Parallel and Serial computation

_Vaidyanathan_M.S · July 15, 2013, 8:40pm

Dear All,

I have been trying to run Lammps in parallel for the first time. To be sure I cross checked the results with that of serial (by comparing diffusivities of the ion in water). System I am using is Na ion in water.
I am getting different answers from the serial and parallel computing.

Version of Lammps - lammps-8Jul-2013

Number of parallel processors - 12 node 24 processors

Parallel Computer used - Lonestar (TACC facility)

For serial Run I used 2 systems - my personal desktop and TACC facility.

Inputs were divided into 3 scripts. 1st to create an equilibrated system. 2nd and 3rd to generate equilibrated outputs.

I am attaching the data file and the input files. This was just a test run before I could run anything other. I have read that, eventhough theoretically both should be same, while restarting, the final results might diverge. But the error seems to be a bit high. The diffusivity values for the ion I got from Serial and Parallel are the following.

OBJECTIVE A:
According to the forum post on running LAMMPS in parallel, which parallel computer was used?

RECORDS FOR PROCESSING:
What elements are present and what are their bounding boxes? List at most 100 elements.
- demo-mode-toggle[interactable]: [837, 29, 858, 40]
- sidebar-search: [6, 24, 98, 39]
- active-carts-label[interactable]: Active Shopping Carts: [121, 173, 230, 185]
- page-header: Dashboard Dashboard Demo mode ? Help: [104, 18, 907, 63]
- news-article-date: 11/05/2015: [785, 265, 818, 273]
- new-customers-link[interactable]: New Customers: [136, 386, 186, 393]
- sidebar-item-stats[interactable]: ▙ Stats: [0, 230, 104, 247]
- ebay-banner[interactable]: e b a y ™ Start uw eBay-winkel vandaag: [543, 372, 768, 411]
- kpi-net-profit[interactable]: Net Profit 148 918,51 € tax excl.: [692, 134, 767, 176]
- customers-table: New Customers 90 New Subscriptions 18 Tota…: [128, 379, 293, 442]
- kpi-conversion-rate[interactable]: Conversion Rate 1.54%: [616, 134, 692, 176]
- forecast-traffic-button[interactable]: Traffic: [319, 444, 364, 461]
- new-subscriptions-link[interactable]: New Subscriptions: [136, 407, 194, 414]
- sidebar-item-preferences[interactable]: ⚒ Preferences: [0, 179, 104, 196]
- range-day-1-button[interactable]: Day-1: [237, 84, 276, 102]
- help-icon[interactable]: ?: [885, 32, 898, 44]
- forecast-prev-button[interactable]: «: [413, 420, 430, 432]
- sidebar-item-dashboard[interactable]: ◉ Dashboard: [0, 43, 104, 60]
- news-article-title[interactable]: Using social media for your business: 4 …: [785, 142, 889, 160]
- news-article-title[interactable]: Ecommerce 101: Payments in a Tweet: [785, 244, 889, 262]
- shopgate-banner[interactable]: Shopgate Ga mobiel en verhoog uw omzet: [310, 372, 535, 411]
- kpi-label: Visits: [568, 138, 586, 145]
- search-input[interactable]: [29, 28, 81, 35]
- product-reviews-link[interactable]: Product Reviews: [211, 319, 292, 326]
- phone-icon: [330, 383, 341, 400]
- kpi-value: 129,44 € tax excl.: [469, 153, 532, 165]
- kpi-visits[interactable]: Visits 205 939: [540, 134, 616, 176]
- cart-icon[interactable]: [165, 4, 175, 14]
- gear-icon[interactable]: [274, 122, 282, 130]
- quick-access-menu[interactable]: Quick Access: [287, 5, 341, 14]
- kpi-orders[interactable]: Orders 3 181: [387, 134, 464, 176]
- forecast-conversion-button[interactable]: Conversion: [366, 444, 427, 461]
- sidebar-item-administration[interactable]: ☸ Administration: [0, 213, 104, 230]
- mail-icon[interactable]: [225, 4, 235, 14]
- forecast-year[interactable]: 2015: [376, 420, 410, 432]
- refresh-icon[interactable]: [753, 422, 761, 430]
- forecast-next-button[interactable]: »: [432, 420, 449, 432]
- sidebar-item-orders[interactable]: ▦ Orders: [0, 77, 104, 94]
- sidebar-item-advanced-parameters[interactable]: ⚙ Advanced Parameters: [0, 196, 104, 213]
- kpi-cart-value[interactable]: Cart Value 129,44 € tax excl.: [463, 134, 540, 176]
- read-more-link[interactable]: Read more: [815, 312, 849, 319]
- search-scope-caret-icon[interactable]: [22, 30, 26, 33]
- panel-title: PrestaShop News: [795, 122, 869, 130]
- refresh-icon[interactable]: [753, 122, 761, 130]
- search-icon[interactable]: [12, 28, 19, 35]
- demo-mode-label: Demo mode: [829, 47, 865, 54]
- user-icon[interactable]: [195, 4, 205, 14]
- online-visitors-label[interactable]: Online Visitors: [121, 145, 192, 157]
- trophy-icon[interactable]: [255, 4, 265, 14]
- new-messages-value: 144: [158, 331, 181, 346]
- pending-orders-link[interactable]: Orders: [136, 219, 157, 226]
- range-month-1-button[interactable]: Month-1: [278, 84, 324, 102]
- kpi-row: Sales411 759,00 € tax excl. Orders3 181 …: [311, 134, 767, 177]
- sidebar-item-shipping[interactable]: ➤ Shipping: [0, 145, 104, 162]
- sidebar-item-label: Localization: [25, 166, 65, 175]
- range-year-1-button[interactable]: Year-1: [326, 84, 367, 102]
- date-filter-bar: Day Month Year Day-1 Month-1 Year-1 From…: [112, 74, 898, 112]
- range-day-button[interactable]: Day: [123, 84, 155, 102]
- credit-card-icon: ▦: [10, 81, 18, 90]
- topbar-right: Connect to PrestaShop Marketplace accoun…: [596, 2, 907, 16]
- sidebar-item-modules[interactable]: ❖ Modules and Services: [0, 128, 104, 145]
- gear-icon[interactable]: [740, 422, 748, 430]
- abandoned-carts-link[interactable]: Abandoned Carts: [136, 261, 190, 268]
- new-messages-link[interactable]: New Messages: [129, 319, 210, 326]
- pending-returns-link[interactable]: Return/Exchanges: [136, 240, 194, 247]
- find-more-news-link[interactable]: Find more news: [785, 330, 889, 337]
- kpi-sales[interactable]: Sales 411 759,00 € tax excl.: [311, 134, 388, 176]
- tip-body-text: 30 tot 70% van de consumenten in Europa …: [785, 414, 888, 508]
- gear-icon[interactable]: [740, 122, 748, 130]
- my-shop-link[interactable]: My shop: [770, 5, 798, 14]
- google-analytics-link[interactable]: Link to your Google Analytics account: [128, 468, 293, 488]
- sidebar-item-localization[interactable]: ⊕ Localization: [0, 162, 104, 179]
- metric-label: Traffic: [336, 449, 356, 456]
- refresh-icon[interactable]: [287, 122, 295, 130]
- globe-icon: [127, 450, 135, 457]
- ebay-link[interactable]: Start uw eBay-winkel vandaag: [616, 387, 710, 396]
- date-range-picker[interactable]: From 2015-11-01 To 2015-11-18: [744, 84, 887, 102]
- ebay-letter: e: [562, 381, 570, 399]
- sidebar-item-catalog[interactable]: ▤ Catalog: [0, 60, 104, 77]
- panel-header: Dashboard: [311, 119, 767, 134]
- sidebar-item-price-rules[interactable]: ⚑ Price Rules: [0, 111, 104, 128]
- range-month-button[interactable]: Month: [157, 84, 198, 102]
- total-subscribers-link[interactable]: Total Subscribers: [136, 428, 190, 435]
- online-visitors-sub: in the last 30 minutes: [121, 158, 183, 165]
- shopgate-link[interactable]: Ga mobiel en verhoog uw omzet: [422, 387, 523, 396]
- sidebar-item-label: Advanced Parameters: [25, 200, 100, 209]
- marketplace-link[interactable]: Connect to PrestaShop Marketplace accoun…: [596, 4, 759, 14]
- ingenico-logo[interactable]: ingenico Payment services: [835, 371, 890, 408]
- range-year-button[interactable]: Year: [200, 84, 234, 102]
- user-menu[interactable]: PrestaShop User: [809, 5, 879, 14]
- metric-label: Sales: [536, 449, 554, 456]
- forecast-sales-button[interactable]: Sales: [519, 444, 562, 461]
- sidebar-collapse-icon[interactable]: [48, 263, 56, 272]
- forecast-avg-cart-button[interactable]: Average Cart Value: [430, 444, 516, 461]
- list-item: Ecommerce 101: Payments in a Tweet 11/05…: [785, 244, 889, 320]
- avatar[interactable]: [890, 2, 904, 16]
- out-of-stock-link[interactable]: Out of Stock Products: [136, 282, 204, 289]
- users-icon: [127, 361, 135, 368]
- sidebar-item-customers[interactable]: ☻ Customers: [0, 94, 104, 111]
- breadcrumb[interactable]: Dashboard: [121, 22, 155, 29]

OBJECTIVE B:
Print the listing verbatim, starting from its first line and going on through the line that contains "- ebay-banner[interactable]: e".

COMPLETE ANSWER A:
Lonestar, at the TACC facility.

COMPLETE ANSWER B:
What elements are present and what are their bounding boxes? List at most 100 elements.
- demo-mode-toggle[interactable]: [837, 29, 858, 40]
- sidebar-search: [6, 24, 98, 39]
- active-carts-label[interactable]: Active Shopping Carts: [121, 173, 230, 185]
- page-header: Dashboard Dashboard Demo mode ? Help: [104, 18, 907, 63]
- news-article-date: 11/05/2015: [785, 265, 818, 273]
- new-customers-link[interactable]: New Customers: [136, 386, 186, 393]
- sidebar-item-stats[interactable]: ▙ Stats: [0, 230, 104, 247]
- ebay-banner[interactable]: e b a y ™ Start uw eBay-winkel vandaag: [543, 372, 768, 411]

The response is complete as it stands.